> [DATASET EXCERPTS]
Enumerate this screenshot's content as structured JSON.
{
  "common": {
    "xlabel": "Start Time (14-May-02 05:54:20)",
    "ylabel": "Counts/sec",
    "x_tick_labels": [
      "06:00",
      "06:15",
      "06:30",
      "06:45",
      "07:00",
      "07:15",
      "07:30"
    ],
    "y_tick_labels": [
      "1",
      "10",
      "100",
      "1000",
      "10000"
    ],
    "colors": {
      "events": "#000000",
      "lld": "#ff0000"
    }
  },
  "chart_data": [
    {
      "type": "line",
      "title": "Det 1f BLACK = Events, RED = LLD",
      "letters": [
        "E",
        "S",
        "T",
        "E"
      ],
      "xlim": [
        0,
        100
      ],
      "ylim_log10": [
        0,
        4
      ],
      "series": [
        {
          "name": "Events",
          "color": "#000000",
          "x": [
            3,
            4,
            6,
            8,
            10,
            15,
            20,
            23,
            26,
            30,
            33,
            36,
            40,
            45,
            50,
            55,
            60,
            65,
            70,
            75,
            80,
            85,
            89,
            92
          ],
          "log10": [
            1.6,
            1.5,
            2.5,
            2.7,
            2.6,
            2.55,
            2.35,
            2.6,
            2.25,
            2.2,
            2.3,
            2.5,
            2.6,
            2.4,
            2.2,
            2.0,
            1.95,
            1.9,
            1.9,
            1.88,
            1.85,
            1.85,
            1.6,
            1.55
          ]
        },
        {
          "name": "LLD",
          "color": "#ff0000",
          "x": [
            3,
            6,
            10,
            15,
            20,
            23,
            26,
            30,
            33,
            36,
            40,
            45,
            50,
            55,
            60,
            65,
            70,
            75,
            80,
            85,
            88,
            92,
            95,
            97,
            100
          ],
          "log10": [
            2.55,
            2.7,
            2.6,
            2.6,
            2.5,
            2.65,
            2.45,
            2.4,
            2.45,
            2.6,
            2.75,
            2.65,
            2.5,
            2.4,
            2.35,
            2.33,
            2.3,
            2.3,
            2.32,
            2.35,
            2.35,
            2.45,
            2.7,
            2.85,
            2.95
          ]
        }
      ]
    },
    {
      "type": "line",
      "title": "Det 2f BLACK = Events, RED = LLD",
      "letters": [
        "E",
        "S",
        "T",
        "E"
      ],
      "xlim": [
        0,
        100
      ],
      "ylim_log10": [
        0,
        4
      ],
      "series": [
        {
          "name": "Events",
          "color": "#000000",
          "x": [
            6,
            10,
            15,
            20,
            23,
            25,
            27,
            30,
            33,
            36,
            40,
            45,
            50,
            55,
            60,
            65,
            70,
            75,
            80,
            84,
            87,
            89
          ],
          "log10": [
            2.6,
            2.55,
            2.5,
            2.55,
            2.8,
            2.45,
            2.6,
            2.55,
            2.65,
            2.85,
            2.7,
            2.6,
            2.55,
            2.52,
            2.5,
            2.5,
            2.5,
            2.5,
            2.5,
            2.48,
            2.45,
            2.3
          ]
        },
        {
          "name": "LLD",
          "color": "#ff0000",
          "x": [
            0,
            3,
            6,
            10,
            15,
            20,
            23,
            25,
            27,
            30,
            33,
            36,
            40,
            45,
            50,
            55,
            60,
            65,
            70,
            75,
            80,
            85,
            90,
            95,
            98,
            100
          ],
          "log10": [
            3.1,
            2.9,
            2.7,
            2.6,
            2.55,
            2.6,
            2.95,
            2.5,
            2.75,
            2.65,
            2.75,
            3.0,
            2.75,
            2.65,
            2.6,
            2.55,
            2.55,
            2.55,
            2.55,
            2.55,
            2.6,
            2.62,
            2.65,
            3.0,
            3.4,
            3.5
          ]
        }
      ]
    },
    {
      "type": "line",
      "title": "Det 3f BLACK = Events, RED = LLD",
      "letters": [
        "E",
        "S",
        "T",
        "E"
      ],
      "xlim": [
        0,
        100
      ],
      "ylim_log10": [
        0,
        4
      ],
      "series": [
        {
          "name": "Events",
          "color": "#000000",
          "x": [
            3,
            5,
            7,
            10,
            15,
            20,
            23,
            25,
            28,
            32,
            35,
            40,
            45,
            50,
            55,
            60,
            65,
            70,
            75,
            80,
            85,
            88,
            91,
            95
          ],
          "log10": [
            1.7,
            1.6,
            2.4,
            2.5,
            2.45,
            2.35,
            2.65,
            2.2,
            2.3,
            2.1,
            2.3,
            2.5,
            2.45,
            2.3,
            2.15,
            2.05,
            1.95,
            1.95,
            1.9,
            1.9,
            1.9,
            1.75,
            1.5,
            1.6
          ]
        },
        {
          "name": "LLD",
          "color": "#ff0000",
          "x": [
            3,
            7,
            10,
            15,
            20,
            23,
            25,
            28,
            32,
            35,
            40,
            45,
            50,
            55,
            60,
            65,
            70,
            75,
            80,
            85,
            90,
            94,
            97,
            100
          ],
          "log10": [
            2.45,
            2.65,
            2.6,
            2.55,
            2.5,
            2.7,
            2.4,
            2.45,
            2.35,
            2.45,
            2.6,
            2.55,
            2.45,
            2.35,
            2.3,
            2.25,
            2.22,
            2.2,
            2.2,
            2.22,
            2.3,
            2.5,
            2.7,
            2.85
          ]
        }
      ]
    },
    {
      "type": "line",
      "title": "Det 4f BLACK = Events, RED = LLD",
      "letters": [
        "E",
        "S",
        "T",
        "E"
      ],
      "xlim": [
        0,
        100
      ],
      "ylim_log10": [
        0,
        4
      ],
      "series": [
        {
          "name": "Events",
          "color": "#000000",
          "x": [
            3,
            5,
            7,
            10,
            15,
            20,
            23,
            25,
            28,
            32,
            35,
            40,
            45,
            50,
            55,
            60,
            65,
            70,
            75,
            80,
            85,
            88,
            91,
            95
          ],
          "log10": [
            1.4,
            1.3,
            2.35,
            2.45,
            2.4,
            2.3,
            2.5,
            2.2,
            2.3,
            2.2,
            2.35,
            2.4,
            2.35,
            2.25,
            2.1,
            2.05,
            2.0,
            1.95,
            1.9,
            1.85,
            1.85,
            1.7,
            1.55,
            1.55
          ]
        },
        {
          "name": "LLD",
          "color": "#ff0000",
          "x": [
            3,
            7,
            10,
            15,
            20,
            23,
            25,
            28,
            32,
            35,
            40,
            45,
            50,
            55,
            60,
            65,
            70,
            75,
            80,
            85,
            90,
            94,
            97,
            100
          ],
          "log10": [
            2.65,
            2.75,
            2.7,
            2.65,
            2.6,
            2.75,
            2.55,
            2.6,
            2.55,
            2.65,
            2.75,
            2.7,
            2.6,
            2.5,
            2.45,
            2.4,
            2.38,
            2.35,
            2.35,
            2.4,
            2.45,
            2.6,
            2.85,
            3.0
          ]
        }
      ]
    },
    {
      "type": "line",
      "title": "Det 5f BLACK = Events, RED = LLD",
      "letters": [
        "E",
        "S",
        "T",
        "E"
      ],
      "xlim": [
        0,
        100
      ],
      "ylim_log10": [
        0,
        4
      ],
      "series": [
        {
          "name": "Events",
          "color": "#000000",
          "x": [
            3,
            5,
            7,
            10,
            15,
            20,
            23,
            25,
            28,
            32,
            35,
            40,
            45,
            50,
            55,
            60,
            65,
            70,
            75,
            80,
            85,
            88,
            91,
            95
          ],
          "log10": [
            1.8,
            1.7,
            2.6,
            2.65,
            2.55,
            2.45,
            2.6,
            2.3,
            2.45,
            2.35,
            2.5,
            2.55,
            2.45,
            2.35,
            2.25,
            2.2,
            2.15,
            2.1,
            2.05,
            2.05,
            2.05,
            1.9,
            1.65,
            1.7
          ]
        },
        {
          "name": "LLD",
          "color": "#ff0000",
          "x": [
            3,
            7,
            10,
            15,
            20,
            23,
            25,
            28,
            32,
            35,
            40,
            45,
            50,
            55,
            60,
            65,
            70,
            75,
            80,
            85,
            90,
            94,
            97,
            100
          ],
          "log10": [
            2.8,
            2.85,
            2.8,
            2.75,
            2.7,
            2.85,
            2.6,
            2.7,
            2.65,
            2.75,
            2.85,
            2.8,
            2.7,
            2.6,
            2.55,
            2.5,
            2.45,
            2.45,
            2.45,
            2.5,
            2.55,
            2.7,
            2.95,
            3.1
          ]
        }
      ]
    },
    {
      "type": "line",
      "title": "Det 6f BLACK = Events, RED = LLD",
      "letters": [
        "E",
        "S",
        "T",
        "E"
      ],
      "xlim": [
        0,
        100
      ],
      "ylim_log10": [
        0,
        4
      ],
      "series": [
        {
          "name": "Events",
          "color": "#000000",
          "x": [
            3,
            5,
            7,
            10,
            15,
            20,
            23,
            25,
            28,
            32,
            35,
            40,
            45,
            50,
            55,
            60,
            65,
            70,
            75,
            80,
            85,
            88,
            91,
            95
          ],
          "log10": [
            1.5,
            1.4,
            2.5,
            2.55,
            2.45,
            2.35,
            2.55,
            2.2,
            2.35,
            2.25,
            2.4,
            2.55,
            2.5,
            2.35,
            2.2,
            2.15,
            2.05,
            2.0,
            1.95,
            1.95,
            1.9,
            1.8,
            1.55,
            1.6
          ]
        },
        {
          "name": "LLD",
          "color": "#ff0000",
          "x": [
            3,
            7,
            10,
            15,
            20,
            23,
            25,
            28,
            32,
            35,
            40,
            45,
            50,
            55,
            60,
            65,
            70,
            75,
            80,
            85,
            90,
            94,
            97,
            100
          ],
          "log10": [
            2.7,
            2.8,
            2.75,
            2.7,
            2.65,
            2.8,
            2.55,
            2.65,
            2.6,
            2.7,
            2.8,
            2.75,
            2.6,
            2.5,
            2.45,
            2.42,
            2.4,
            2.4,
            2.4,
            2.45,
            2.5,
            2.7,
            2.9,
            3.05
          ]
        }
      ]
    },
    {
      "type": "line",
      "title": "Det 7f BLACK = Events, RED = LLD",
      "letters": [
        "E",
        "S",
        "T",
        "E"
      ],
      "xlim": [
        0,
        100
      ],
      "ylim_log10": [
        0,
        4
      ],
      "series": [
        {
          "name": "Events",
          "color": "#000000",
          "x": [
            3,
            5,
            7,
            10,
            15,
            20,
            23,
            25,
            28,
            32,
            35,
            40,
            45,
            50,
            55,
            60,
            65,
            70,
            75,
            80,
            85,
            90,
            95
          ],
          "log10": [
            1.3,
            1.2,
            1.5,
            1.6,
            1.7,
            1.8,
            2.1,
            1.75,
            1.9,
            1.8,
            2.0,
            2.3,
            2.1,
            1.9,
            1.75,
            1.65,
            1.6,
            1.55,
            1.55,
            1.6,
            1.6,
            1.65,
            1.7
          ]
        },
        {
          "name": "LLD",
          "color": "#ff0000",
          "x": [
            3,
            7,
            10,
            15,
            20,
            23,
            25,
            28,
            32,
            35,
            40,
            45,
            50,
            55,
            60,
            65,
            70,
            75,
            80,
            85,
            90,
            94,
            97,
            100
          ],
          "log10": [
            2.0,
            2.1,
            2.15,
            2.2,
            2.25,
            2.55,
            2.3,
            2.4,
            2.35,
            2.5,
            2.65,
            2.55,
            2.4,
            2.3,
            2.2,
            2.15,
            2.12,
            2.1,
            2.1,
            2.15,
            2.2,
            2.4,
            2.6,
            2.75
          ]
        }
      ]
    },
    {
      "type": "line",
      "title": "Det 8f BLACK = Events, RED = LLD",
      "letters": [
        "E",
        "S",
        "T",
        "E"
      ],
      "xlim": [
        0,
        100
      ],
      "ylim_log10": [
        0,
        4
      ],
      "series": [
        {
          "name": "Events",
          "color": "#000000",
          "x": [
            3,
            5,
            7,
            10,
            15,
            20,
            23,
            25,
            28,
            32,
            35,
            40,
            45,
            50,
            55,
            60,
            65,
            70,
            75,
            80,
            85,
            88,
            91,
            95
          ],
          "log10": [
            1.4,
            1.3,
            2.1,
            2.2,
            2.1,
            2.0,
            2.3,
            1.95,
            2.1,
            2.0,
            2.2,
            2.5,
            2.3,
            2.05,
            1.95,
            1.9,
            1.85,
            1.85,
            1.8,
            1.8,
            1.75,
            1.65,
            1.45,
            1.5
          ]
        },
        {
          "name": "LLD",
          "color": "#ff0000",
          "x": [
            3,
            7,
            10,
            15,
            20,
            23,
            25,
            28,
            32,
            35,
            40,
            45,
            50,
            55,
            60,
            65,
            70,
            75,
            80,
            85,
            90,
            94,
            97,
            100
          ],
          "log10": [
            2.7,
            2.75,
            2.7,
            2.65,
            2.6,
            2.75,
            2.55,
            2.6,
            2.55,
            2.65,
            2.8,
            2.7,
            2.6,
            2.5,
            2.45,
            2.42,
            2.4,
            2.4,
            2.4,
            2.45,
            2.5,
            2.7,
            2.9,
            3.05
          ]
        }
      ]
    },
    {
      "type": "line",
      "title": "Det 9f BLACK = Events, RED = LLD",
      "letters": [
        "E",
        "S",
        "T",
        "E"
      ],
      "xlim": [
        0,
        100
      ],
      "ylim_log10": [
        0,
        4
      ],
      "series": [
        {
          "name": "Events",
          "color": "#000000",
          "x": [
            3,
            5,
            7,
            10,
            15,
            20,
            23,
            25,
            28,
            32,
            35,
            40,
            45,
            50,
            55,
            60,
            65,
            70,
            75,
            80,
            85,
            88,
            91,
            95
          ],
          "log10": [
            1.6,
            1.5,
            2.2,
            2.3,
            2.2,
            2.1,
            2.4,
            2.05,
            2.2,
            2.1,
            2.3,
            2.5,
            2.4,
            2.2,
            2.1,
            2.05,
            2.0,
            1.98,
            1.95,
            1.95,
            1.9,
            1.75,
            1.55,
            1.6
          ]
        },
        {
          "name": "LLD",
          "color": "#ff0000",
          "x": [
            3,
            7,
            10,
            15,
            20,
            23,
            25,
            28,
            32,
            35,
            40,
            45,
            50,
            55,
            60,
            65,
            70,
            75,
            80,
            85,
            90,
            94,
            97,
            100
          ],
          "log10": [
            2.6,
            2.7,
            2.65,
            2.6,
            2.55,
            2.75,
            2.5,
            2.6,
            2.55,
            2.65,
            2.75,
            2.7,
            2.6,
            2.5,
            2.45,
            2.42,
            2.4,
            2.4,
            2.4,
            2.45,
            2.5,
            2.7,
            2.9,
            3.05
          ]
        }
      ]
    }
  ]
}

> [STATED GOAL] Go through the records line by line and count those containing the string "title". Give only the total.

> [WRITTEN REPLY] 9